§ **SOURCE DOCUMENT**
# Step 1: Data Importing

In [4]:
# Importing modules
import pandas as pd
import numpy as np
import os

# Read data into papers
data = pd.read_csv("~/Google Drive/Research Assistant/Work With David Knight/Survey of the Incarcerated/TMPPoliticalSurveyFULL_ForDavid.csv", encoding = "ISO-8859-1")

# Print head
print(data.columns)

Index(['state', 'facility_type_jail', 'facility_type_prison',
       'how_often_discuss_politics', 'how_get_news', 'news_source',
       'ever_voted', 'direction_country_headed',
       'how_often_officials_acting_in_your_interest',
       'which_party_for_cj_reform', 'stance_on_assault_weapons_ban',
       'stance_on_marijuana_legalization',
       'stance_on_tightening_border_security', 'stance_on_raise_min_wage',
       'country_most_important_problem', 'race_affects_politics',
       'explain_race_affects_politics', 'should_incarcerated_vote',
       'incarceration_impacts_motivation_to_vote',
       'politics_changed_since_incarcerated',
       'explain_politics_changed_since_incarcerated',
       'cj_important_issue_eliminating_mandatory_mins',
       'cj_important_issue_reducing_racial_bias',
       'cj_important_issue_abolishing_death_penalty',
       'cj_important_issue_lowering_incarceration_rates_rural_communities',
       'cj_important_issue_improving_prison_conds',
       

# Step 2: Data Cleaning 
Since the goal of this analysis is to perform topic modeling, let's focus only on the text data from each paper, and drop other metadata columns. Also, for the demonstration, we'll only look at 100 papers

In [31]:
# Insert an id index for future work
data["Survey_ID"] = data.index + 1

# Remove the columns
str_data = data[["Survey_ID", "explain_politics_changed_since_incarcerated",\
                 "explain_race_affects_politics", 'identifies_as_black', 'identifies_as_white',
                 'identifies_as_native', 'identifies_as_asian', 
                 'identifies_as_hawaiian_or_pac_islander', 'identifies_as_other_race',
                 'identifies_as_not_sure_of_race', 'identifies_as_hispanic_or_latinx']]
# Print out the first rows of papers
str_data.columns = ["Survey_ID", "p_change", "r_effect", "black", "white", "native", "asian",
                   "hawaiian", "other_race", "unsure_race", "latinx"]
str_data = str_data.dropna()

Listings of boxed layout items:
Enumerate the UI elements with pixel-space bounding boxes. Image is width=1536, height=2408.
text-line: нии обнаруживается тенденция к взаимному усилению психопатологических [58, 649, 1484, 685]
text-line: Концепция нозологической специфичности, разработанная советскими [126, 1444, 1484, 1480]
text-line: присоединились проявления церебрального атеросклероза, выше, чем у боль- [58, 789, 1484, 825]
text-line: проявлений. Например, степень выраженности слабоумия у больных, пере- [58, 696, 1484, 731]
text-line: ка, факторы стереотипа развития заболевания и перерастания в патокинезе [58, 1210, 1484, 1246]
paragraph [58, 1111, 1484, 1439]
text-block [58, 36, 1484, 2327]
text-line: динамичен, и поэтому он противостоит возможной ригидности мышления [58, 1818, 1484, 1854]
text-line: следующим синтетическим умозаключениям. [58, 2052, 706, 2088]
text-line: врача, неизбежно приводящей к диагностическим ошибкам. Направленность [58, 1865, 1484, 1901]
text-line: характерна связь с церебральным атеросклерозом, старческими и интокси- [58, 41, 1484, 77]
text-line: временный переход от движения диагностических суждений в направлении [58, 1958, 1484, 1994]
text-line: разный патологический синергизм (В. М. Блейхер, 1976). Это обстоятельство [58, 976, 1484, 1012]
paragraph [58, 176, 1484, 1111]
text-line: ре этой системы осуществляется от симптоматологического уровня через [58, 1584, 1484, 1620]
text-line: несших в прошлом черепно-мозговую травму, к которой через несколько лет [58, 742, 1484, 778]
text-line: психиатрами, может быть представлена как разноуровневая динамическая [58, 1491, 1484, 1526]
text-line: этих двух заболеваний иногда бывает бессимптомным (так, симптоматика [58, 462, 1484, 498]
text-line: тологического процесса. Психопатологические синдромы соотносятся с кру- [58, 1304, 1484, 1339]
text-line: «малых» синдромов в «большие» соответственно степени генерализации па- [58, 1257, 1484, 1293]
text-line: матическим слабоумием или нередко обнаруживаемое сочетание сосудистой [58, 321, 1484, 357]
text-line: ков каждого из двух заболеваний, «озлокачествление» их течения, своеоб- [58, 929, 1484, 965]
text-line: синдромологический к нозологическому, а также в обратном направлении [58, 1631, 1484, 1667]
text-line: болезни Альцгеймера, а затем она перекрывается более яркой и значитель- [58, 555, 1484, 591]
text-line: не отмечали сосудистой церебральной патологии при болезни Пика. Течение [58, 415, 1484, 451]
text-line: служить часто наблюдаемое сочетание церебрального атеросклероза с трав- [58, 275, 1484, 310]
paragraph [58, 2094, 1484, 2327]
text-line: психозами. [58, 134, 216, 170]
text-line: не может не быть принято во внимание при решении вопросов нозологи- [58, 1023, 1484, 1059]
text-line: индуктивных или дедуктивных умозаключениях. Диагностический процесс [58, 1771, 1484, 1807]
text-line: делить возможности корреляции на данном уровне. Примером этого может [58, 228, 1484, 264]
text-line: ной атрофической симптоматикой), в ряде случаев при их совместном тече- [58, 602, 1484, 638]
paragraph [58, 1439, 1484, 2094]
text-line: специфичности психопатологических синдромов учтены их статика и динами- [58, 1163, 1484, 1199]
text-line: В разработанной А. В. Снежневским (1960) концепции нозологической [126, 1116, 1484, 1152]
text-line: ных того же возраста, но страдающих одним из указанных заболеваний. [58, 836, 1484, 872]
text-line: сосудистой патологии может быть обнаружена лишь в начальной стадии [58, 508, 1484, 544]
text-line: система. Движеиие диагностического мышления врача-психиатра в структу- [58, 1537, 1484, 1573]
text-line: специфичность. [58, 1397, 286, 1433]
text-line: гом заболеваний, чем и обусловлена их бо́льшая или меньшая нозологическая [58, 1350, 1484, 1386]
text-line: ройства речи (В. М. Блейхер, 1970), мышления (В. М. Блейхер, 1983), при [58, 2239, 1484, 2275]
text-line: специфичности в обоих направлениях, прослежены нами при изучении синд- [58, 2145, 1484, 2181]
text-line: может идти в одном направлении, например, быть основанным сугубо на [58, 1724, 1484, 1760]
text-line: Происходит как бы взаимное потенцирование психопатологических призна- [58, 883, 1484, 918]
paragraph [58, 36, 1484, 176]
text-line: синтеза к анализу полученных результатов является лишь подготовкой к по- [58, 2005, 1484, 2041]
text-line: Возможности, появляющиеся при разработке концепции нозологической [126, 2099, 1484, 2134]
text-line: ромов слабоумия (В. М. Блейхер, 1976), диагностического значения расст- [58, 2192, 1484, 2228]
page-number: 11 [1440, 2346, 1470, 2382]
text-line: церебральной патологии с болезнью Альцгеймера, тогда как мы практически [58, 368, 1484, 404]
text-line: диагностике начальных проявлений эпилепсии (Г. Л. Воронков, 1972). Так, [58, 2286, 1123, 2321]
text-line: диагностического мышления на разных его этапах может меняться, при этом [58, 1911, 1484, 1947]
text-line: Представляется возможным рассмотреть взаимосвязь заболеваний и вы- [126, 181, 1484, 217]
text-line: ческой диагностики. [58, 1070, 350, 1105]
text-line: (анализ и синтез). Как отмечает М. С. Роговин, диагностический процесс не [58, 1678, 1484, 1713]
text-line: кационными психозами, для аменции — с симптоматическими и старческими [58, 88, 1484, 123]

§ **WRITTEN INSTRUCTION**
Translate this sentence from the survey-analysis notebook into Spanish: "Since the goal of this analysis is to perform topic modeling, let's focus only on the text data from each paper, and drop other metadata columns." These rows were taken from a different source.

§ **THE OUTPUT**
Dado que el objetivo de este análisis es realizar modelado de temas, centrémonos solo en los datos de texto de cada artículo y descartemos las demás columnas de metadatos.